Data excerpts.
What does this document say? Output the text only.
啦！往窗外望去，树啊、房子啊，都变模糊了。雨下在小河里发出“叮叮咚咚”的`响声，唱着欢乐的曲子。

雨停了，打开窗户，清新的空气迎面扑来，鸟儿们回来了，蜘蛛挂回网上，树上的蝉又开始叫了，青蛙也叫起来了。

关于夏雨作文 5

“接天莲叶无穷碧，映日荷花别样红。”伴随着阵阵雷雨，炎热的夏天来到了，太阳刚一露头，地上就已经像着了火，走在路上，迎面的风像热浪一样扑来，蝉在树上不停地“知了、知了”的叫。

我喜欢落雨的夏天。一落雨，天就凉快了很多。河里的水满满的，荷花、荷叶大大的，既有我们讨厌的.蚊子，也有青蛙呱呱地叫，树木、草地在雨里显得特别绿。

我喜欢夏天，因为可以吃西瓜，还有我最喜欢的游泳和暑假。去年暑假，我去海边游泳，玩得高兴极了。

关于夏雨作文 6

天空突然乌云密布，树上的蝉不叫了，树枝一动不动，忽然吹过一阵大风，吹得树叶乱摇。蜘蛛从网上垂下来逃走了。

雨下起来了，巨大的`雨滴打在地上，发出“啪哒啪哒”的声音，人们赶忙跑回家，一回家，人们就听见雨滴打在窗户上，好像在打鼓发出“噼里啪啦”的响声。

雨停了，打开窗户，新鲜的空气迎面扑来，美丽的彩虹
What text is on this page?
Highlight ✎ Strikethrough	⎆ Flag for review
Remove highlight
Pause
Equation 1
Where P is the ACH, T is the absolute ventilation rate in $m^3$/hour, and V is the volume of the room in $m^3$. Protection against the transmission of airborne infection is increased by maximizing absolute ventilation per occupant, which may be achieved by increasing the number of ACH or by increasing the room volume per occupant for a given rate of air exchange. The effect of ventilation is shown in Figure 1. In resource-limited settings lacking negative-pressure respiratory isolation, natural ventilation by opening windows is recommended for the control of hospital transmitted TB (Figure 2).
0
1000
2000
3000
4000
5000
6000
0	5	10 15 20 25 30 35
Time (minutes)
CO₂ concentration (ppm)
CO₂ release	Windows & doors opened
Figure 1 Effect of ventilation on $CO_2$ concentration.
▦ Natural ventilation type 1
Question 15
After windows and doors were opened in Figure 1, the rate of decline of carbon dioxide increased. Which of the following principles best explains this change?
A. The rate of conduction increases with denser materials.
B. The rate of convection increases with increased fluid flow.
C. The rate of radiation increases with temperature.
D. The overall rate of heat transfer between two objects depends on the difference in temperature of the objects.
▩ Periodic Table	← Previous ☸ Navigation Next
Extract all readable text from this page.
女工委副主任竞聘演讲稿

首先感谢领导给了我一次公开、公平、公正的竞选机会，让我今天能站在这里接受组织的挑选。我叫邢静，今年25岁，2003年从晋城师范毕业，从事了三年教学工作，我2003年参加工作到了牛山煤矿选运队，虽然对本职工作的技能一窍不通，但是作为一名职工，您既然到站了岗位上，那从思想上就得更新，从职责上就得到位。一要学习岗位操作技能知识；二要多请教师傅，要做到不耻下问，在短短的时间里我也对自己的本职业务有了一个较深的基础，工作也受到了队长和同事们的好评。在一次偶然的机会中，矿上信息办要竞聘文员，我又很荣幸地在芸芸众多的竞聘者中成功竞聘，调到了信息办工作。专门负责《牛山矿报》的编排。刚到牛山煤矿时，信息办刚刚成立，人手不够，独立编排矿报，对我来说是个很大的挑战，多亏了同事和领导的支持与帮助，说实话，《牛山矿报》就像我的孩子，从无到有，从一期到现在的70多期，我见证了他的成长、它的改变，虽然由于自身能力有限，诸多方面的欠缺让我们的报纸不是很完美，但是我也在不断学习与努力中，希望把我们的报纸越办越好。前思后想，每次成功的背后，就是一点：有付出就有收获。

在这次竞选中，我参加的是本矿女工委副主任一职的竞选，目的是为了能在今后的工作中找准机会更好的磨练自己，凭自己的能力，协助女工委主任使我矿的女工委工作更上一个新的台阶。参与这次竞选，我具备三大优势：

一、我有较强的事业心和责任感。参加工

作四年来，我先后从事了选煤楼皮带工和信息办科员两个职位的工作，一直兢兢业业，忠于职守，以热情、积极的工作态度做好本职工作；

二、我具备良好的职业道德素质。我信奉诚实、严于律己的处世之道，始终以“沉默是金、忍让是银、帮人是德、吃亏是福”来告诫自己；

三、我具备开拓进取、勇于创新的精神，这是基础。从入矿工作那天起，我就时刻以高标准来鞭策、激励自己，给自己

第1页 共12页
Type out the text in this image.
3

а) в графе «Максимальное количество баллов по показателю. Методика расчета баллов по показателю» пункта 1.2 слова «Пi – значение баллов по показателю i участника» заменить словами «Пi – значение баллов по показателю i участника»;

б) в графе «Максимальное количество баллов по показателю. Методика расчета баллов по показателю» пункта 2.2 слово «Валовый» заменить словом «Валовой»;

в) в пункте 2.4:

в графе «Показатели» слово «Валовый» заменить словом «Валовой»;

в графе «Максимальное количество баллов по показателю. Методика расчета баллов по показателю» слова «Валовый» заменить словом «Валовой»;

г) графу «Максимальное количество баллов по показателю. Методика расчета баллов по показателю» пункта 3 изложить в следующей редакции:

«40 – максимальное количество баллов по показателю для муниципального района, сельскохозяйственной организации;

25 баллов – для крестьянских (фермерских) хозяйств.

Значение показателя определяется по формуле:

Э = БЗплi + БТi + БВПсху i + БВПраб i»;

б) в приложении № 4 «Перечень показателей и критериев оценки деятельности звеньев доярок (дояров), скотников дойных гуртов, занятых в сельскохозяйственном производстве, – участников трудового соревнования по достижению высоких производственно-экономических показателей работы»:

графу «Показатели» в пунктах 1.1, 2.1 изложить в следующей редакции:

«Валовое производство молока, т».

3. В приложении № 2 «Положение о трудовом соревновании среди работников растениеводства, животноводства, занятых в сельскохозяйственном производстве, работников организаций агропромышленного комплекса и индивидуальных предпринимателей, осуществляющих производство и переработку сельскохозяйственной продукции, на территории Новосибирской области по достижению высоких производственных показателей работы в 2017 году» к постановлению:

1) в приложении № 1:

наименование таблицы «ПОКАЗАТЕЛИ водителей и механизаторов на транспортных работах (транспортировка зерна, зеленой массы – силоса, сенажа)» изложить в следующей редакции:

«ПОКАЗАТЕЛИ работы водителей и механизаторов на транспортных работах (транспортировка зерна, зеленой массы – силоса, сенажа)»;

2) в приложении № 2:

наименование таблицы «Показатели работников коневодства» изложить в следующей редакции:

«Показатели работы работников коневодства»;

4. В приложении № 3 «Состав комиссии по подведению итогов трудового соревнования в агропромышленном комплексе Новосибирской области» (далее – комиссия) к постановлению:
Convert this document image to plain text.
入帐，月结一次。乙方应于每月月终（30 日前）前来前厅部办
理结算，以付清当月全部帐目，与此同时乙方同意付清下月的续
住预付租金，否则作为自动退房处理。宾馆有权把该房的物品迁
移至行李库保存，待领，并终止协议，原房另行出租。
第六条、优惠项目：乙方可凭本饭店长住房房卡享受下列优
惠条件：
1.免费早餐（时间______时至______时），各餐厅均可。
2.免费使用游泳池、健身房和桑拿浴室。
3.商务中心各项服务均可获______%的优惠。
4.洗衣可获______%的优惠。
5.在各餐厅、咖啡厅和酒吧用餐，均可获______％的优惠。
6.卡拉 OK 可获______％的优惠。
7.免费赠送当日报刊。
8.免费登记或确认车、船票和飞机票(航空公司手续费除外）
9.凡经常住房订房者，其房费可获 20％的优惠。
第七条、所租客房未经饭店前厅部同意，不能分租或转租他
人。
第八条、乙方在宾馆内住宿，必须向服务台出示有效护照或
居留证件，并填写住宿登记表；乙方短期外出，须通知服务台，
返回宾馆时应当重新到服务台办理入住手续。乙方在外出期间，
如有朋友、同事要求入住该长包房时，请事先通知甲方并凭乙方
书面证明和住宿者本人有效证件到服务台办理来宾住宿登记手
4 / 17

Work required. Search the listing for the word "массы". Copy every line in which it occurs.

Result of this task.
наименование таблицы «ПОКАЗАТЕЛИ водителей и механизаторов на транспортных работах (транспортировка зерна, зеленой массы – силоса, сенажа)» изложить в следующей редакции:
«ПОКАЗАТЕЛИ работы водителей и механизаторов на транспортных работах (транспортировка зерна, зеленой массы – силоса, сенажа)»;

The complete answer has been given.